Annotations of element boxes
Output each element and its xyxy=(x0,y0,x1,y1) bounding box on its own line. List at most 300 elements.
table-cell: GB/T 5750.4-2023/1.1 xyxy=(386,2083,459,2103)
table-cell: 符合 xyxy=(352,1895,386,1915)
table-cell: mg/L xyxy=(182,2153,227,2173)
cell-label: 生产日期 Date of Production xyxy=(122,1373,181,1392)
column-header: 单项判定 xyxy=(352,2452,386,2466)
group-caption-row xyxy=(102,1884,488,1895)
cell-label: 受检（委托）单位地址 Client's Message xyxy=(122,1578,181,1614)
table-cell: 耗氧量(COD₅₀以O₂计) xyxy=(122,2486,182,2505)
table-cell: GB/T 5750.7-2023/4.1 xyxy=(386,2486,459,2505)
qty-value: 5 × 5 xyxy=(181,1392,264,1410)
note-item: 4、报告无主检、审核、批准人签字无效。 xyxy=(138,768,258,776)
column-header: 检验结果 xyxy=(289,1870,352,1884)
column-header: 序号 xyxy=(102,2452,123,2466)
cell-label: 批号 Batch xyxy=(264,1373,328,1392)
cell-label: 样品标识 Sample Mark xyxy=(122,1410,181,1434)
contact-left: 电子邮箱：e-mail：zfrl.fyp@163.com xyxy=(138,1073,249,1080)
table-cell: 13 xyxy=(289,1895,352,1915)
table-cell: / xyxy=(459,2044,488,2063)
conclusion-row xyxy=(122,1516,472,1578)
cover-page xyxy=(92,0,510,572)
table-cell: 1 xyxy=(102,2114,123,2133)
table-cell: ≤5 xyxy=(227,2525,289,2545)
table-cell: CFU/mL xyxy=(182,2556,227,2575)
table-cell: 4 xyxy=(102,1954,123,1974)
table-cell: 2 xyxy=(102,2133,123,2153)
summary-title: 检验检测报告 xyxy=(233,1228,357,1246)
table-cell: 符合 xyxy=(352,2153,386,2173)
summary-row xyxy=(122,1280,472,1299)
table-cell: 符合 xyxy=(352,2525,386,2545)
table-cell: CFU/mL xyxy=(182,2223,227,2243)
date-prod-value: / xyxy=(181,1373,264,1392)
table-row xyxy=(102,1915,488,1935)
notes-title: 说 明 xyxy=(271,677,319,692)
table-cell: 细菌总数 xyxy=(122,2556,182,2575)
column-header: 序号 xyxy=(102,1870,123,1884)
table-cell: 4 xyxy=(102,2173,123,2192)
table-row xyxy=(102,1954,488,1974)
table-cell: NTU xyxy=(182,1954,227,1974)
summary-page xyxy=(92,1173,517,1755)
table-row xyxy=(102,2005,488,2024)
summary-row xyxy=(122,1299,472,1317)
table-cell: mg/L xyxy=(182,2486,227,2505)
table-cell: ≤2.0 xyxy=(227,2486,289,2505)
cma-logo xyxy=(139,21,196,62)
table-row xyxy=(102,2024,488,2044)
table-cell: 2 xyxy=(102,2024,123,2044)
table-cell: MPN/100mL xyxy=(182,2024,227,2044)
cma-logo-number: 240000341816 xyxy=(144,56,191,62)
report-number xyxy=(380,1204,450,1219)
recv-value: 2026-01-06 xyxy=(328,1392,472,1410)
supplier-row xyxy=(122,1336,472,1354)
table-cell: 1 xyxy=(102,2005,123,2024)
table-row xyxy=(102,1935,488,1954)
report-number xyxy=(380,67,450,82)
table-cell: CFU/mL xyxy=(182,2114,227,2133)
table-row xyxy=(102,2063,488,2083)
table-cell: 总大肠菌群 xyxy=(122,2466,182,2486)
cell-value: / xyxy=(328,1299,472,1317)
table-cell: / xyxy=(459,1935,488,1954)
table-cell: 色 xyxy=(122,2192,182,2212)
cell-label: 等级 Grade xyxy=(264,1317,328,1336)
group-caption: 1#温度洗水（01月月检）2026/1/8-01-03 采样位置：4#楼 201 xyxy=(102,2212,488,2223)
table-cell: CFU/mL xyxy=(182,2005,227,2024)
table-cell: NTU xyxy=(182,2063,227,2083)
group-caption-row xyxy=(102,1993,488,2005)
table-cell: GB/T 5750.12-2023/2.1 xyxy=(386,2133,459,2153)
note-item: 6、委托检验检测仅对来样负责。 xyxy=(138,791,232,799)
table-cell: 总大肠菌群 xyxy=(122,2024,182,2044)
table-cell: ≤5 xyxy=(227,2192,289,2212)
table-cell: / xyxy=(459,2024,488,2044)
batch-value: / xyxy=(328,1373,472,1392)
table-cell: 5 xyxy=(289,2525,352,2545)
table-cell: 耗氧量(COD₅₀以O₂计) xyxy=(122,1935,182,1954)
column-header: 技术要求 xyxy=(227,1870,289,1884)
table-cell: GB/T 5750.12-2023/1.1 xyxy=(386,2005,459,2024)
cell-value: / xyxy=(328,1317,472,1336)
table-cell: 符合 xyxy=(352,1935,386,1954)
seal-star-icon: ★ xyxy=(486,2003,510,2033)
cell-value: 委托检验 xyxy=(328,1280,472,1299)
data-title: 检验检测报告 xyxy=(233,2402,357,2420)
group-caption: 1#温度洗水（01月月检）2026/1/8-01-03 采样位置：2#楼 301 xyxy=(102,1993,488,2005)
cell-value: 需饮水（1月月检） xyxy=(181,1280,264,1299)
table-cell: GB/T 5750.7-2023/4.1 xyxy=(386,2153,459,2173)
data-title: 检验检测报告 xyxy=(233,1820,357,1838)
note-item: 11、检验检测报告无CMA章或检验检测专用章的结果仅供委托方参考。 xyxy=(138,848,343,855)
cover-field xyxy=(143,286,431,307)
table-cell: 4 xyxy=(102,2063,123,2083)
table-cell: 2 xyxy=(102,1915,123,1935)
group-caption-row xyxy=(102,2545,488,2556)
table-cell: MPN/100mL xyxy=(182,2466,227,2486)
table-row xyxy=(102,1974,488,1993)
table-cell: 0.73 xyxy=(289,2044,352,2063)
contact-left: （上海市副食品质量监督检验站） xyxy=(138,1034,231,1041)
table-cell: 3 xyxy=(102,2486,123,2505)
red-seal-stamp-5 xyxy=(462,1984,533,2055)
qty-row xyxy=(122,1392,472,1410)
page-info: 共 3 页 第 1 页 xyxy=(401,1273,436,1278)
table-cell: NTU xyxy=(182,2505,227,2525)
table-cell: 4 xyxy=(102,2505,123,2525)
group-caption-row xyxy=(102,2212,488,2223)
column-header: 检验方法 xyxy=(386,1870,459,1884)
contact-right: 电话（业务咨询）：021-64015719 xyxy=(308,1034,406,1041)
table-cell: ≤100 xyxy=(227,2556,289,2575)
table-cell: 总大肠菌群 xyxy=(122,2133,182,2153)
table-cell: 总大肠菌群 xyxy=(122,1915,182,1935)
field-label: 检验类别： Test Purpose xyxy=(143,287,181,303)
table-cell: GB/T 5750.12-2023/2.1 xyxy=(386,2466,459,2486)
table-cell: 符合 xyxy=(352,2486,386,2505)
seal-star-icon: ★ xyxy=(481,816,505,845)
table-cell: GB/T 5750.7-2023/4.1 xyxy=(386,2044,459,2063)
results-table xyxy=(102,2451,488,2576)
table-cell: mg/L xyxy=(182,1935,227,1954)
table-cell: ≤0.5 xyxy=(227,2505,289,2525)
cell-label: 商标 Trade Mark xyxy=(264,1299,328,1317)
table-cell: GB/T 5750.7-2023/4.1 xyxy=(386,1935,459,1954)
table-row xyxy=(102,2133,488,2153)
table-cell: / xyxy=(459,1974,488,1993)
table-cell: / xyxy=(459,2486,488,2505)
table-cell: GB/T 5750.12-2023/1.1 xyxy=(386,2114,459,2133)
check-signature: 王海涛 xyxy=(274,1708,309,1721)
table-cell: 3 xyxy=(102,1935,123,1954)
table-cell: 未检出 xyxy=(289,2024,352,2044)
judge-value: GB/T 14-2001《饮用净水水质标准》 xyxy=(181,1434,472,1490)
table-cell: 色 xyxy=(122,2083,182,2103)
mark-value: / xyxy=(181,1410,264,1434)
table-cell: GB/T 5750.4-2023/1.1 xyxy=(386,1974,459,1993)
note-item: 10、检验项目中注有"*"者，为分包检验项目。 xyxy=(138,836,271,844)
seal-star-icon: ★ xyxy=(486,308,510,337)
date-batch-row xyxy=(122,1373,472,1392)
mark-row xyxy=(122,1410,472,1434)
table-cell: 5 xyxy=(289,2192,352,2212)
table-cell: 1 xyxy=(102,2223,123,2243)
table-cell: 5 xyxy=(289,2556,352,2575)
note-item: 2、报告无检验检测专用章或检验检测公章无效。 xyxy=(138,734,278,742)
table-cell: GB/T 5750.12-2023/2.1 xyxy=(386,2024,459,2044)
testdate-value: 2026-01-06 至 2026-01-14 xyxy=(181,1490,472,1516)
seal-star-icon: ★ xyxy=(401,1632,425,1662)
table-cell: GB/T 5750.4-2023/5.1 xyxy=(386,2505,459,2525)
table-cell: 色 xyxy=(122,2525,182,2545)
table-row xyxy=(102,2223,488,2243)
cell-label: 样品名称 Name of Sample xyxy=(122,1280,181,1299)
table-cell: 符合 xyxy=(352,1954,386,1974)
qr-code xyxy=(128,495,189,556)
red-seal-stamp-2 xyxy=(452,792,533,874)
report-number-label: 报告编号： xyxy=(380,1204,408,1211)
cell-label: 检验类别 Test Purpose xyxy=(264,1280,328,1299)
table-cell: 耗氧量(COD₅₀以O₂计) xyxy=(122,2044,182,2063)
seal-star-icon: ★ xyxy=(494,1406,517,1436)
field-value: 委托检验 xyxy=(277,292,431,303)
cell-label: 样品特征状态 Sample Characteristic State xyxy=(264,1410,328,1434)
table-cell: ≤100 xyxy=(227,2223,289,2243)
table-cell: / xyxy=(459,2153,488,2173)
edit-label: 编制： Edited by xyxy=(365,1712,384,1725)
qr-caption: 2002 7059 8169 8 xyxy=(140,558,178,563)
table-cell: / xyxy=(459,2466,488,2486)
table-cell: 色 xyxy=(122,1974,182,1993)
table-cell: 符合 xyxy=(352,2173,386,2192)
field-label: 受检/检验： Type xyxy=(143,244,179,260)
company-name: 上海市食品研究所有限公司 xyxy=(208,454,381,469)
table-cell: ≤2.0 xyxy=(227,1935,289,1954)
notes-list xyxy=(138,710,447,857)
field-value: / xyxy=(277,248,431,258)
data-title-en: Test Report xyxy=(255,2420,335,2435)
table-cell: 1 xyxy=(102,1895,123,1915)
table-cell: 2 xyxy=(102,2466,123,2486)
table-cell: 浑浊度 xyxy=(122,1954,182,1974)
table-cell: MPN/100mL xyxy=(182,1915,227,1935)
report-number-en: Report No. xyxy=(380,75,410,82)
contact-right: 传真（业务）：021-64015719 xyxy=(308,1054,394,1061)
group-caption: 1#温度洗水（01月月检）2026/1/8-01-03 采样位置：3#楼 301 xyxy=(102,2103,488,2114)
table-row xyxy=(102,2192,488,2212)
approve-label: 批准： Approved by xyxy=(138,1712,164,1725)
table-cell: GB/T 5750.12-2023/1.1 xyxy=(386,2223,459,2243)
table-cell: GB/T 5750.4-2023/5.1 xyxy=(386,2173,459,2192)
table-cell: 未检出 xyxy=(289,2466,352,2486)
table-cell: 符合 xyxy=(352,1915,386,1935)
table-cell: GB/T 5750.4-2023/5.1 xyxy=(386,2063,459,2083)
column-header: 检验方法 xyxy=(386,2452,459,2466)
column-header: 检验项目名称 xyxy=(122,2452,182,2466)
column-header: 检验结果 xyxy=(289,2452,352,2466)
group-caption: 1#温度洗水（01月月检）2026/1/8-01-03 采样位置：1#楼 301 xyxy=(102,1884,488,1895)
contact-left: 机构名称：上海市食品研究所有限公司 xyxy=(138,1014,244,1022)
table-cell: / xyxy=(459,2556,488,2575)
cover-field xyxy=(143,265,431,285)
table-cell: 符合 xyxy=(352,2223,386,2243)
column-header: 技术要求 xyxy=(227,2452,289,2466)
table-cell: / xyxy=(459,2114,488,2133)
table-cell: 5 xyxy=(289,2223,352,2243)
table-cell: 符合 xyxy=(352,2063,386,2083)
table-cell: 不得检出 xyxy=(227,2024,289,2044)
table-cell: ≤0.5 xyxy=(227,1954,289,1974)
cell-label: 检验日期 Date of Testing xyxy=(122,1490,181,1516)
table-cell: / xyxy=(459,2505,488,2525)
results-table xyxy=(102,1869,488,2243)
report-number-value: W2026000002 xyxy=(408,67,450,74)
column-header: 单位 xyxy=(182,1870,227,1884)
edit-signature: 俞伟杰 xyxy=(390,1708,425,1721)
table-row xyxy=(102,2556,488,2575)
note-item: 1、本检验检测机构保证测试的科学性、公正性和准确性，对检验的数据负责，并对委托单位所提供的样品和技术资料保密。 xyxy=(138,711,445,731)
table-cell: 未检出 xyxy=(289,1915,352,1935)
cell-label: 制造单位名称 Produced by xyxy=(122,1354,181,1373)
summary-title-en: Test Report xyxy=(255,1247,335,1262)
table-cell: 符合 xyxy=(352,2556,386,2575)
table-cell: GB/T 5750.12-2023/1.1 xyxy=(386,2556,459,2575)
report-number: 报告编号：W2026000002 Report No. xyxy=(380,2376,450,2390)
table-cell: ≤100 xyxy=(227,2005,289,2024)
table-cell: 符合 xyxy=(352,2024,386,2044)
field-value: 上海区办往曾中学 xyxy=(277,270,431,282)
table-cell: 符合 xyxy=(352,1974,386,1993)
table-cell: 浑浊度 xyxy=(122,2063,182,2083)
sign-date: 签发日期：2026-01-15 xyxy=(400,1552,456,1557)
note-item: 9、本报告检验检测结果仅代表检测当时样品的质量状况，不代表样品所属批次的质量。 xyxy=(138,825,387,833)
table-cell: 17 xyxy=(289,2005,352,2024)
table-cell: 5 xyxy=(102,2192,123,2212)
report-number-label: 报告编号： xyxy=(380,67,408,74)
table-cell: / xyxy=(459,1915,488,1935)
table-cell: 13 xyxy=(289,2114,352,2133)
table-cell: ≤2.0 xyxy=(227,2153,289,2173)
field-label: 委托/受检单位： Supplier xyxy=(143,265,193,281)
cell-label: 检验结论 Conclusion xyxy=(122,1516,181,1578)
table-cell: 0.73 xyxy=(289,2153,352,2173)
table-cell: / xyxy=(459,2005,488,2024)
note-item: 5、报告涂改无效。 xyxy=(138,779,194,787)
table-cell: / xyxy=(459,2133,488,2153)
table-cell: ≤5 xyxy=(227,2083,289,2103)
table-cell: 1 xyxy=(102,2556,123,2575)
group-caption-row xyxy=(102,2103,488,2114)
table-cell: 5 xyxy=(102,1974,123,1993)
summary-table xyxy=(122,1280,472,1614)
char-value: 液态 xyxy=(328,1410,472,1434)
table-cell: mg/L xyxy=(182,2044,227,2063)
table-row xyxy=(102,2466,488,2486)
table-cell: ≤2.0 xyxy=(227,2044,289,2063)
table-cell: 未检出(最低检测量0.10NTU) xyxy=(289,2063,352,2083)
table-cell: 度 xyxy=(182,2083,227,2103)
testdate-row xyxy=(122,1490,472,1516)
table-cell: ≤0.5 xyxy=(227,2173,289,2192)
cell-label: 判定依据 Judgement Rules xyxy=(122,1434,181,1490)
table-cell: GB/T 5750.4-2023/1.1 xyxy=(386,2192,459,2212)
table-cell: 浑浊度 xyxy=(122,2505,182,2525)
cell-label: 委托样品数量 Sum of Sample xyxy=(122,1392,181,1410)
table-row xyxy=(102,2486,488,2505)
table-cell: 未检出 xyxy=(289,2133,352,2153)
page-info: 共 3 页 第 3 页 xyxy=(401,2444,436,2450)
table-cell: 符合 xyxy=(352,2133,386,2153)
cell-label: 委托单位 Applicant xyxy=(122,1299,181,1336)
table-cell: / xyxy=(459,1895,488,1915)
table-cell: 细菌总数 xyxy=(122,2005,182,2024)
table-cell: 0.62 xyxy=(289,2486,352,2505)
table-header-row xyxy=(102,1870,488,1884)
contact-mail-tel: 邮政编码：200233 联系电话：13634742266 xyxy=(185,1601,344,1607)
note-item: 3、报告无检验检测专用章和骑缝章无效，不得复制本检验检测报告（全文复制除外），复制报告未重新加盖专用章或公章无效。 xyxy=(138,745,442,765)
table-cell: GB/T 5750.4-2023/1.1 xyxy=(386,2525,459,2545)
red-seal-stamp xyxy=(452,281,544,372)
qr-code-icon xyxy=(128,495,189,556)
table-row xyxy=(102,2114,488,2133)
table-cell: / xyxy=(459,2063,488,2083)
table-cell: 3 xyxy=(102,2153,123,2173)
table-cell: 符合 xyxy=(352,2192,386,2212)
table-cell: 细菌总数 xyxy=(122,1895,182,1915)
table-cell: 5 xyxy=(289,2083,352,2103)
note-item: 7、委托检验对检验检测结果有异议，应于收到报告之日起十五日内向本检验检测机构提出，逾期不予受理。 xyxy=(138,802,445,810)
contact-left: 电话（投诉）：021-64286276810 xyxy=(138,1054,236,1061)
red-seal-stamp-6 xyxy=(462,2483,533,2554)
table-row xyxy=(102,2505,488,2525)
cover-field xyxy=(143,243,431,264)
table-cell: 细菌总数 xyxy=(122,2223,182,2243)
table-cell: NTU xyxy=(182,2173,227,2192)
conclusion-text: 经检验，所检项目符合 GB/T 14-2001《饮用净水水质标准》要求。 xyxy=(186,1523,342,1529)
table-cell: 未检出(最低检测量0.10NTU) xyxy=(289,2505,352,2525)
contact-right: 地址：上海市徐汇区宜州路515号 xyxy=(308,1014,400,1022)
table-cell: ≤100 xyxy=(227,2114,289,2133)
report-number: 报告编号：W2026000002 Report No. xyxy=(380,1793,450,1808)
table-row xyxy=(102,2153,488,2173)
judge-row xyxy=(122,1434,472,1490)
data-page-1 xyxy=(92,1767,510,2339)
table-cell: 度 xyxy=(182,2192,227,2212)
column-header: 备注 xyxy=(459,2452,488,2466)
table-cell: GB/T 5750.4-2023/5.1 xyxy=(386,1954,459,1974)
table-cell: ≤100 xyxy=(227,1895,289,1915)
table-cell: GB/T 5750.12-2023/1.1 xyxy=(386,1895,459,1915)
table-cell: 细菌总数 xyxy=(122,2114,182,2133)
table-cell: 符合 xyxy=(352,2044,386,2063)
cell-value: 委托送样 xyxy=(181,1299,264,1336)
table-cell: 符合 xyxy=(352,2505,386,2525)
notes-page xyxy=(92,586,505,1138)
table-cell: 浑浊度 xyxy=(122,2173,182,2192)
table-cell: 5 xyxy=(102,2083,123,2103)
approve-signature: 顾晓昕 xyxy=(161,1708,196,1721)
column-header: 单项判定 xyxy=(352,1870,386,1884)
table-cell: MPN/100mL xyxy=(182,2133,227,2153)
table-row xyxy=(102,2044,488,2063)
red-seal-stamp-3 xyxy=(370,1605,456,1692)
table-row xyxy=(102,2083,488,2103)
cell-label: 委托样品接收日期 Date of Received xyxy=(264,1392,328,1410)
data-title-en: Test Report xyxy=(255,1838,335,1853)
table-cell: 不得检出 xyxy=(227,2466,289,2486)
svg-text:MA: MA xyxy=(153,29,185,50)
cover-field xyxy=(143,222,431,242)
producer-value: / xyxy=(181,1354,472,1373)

EXERCISE OBJECTIVE
Copy out the records word for word, from their first line through the line that contains "table-row xyxy=(102,1915,488,1935)", including both of those lines.

TASK ANSWER
Output each element and its xyxy=(x0,y0,x1,y1) bounding box on its own line. List at most 300 elements.
table-cell: GB/T 5750.4-2023/1.1 xyxy=(386,2083,459,2103)
table-cell: 符合 xyxy=(352,1895,386,1915)
table-cell: mg/L xyxy=(182,2153,227,2173)
cell-label: 生产日期 Date of Production xyxy=(122,1373,181,1392)
column-header: 单项判定 xyxy=(352,2452,386,2466)
group-caption-row xyxy=(102,1884,488,1895)
cell-label: 受检（委托）单位地址 Client's Message xyxy=(122,1578,181,1614)
table-cell: 耗氧量(COD₅₀以O₂计) xyxy=(122,2486,182,2505)
table-cell: GB/T 5750.7-2023/4.1 xyxy=(386,2486,459,2505)
qty-value: 5 × 5 xyxy=(181,1392,264,1410)
note-item: 4、报告无主检、审核、批准人签字无效。 xyxy=(138,768,258,776)
column-header: 检验结果 xyxy=(289,1870,352,1884)
column-header: 序号 xyxy=(102,2452,123,2466)
cell-label: 批号 Batch xyxy=(264,1373,328,1392)
cell-label: 样品标识 Sample Mark xyxy=(122,1410,181,1434)
contact-left: 电子邮箱：e-mail：zfrl.fyp@163.com xyxy=(138,1073,249,1080)
table-cell: 13 xyxy=(289,1895,352,1915)
table-cell: / xyxy=(459,2044,488,2063)
conclusion-row xyxy=(122,1516,472,1578)
cover-page xyxy=(92,0,510,572)
table-cell: 1 xyxy=(102,2114,123,2133)
table-cell: ≤5 xyxy=(227,2525,289,2545)
table-cell: CFU/mL xyxy=(182,2556,227,2575)
table-cell: 4 xyxy=(102,1954,123,1974)
table-cell: 2 xyxy=(102,2133,123,2153)
summary-title: 检验检测报告 xyxy=(233,1228,357,1246)
table-cell: 符合 xyxy=(352,2153,386,2173)
summary-row xyxy=(122,1280,472,1299)
table-cell: 符合 xyxy=(352,2525,386,2545)
table-cell: CFU/mL xyxy=(182,2223,227,2243)
date-prod-value: / xyxy=(181,1373,264,1392)
table-row xyxy=(102,1915,488,1935)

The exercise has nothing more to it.